__WORK INSTRUCTIONS__
Reproduce the data exactly.

__LISTED RECORDS__

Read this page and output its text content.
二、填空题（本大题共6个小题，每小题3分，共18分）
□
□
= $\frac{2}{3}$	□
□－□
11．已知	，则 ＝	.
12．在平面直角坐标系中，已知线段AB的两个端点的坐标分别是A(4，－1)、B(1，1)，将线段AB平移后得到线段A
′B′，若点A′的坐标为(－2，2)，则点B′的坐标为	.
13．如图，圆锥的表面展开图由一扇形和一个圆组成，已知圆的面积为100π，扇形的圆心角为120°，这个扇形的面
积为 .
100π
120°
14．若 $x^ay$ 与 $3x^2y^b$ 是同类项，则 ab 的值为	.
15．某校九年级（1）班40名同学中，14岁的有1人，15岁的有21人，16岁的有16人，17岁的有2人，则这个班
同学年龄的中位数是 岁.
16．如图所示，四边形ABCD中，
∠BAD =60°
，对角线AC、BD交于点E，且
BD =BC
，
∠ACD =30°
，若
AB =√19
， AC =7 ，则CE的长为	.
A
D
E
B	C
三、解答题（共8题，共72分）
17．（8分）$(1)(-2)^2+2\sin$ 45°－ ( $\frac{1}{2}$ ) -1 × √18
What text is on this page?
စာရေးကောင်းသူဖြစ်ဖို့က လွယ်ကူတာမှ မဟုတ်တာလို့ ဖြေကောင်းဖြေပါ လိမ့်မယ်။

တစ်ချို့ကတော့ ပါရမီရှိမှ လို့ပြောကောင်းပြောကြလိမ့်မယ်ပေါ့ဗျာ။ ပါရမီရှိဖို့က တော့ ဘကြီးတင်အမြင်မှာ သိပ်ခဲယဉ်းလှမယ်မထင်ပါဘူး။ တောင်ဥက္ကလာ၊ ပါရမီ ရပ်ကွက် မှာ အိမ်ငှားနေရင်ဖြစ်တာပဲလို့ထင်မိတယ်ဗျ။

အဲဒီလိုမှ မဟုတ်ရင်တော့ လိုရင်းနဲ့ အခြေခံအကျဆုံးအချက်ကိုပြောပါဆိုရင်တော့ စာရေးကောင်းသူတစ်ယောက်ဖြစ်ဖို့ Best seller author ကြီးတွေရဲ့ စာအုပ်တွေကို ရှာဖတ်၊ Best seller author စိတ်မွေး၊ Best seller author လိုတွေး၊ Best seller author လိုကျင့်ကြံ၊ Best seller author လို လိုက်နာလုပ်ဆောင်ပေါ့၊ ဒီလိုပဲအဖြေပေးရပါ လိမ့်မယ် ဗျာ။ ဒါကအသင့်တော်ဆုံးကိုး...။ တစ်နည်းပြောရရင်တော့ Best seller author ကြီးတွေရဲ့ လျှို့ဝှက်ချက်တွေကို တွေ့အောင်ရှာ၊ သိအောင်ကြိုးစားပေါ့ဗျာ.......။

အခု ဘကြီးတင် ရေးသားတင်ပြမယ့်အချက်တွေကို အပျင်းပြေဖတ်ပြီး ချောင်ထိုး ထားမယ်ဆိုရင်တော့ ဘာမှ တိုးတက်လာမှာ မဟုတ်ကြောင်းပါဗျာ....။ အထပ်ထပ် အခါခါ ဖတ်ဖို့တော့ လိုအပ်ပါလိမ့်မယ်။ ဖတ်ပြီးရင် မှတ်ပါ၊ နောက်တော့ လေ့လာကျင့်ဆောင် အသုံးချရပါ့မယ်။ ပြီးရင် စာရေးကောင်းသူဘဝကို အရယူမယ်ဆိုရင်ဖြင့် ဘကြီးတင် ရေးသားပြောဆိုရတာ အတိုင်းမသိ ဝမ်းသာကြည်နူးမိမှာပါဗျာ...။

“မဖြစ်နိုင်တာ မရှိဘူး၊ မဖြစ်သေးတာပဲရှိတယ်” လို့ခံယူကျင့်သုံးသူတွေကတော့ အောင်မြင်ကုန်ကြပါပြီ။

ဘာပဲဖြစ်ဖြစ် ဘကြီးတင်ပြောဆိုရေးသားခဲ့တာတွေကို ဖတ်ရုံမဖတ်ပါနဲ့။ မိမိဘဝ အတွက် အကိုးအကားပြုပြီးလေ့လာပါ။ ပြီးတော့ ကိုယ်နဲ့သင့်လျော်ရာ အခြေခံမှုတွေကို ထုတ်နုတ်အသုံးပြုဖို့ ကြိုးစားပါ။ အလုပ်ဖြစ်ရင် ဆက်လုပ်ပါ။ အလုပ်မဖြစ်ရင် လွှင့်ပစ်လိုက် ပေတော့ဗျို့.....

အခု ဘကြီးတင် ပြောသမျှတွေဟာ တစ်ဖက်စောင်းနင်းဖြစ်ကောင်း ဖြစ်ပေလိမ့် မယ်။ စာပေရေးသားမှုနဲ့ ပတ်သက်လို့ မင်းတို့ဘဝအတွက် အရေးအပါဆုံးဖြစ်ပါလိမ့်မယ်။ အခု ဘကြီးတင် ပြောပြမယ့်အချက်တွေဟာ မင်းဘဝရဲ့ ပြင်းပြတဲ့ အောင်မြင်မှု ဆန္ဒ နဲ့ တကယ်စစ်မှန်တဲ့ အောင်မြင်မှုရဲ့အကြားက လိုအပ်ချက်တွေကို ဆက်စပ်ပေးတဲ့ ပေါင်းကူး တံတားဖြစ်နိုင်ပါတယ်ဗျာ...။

__EXERCISE ANSWER__
Read this page and output its text content.
二、填空题（本大题共6个小题，每小题3分，共18分）
□
□
= $\frac{2}{3}$	□
□－□
11．已知	，则 ＝	.
12．在平面直角坐标系中，已知线段AB的两个端点的坐标分别是A(4，－1)、B(1，1)，将线段AB平移后得到线段A
′B′，若点A′的坐标为(－2，2)，则点B′的坐标为	.
13．如图，圆锥的表面展开图由一扇形和一个圆组成，已知圆的面积为100π，扇形的圆心角为120°，这个扇形的面
积为 .
100π
120°
14．若 $x^ay$ 与 $3x^2y^b$ 是同类项，则 ab 的值为	.
15．某校九年级（1）班40名同学中，14岁的有1人，15岁的有21人，16岁的有16人，17岁的有2人，则这个班
同学年龄的中位数是 岁.
16．如图所示，四边形ABCD中，
∠BAD =60°
，对角线AC、BD交于点E，且
BD =BC
，
∠ACD =30°
，若
AB =√19
， AC =7 ，则CE的长为	.
A
D
E
B	C
三、解答题（共8题，共72分）
17．（8分）$(1)(-2)^2+2\sin$ 45°－ ( $\frac{1}{2}$ ) -1 × √18
What text is on this page?
စာရေးကောင်းသူဖြစ်ဖို့က လွယ်ကူတာမှ မဟုတ်တာလို့ ဖြေကောင်းဖြေပါ လိမ့်မယ်။

တစ်ချို့ကတော့ ပါရမီရှိမှ လို့ပြောကောင်းပြောကြလိမ့်မယ်ပေါ့ဗျာ။ ပါရမီရှိဖို့က တော့ ဘကြီးတင်အမြင်မှာ သိပ်ခဲယဉ်းလှမယ်မထင်ပါဘူး။ တောင်ဥက္ကလာ၊ ပါရမီ ရပ်ကွက် မှာ အိမ်ငှားနေရင်ဖြစ်တာပဲလို့ထင်မိတယ်ဗျ။

အဲဒီလိုမှ မဟုတ်ရင်တော့ လိုရင်းနဲ့ အခြေခံအကျဆုံးအချက်ကိုပြောပါဆိုရင်တော့ စာရေးကောင်းသူတစ်ယောက်ဖြစ်ဖို့ Best seller author ကြီးတွေရဲ့ စာအုပ်တွေကို ရှာဖတ်၊ Best seller author စိတ်မွေး၊ Best seller author လိုတွေး၊ Best seller author လိုကျင့်ကြံ၊ Best seller author လို လိုက်နာလုပ်ဆောင်ပေါ့၊ ဒီလိုပဲအဖြေပေးရပါ လိမ့်မယ် ဗျာ။ ဒါကအသင့်တော်ဆုံးကိုး...။ တစ်နည်းပြောရရင်တော့ Best seller author ကြီးတွေရဲ့ လျှို့ဝှက်ချက်တွေကို တွေ့အောင်ရှာ၊ သိအောင်ကြိုးစားပေါ့ဗျာ.......။

အခု ဘကြီးတင် ရေးသားတင်ပြမယ့်အချက်တွေကို အပျင်းပြေဖတ်ပြီး ချောင်ထိုး ထားမယ်ဆိုရင်တော့ ဘာမှ တိုးတက်လာမှာ မဟုတ်ကြောင်းပါဗျာ....။ အထပ်ထပ် အခါခါ ဖတ်ဖို့တော့ လိုအပ်ပါလိမ့်မယ်။ ဖတ်ပြီးရင် မှတ်ပါ၊ နောက်တော့ လေ့လာကျင့်ဆောင် အသုံးချရပါ့မယ်။ ပြီးရင် စာရေးကောင်းသူဘဝကို အရယူမယ်ဆိုရင်ဖြင့် ဘကြီးတင် ရေးသားပြောဆိုရတာ အတိုင်းမသိ ဝမ်းသာကြည်နူးမိမှာပါဗျာ...။

“မဖြစ်နိုင်တာ မရှိဘူး၊ မဖြစ်သေးတာပဲရှိတယ်” လို့ခံယူကျင့်သုံးသူတွေကတော့ အောင်မြင်ကုန်ကြပါပြီ။

ဘာပဲဖြစ်ဖြစ် ဘကြီးတင်ပြောဆိုရေးသားခဲ့တာတွေကို ဖတ်ရုံမဖတ်ပါနဲ့။ မိမိဘဝ အတွက် အကိုးအကားပြုပြီးလေ့လာပါ။ ပြီးတော့ ကိုယ်နဲ့သင့်လျော်ရာ အခြေခံမှုတွေကို ထုတ်နုတ်အသုံးပြုဖို့ ကြိုးစားပါ။ အလုပ်ဖြစ်ရင် ဆက်လုပ်ပါ။ အလုပ်မဖြစ်ရင် လွှင့်ပစ်လိုက် ပေတော့ဗျို့.....

အခု ဘကြီးတင် ပြောသမျှတွေဟာ တစ်ဖက်စောင်းနင်းဖြစ်ကောင်း ဖြစ်ပေလိမ့် မယ်။ စာပေရေးသားမှုနဲ့ ပတ်သက်လို့ မင်းတို့ဘဝအတွက် အရေးအပါဆုံးဖြစ်ပါလိမ့်မယ်။ အခု ဘကြီးတင် ပြောပြမယ့်အချက်တွေဟာ မင်းဘဝရဲ့ ပြင်းပြတဲ့ အောင်မြင်မှု ဆန္ဒ နဲ့ တကယ်စစ်မှန်တဲ့ အောင်မြင်မှုရဲ့အကြားက လိုအပ်ချက်တွေကို ဆက်စပ်ပေးတဲ့ ပေါင်းကူး တံတားဖြစ်နိုင်ပါတယ်ဗျာ...။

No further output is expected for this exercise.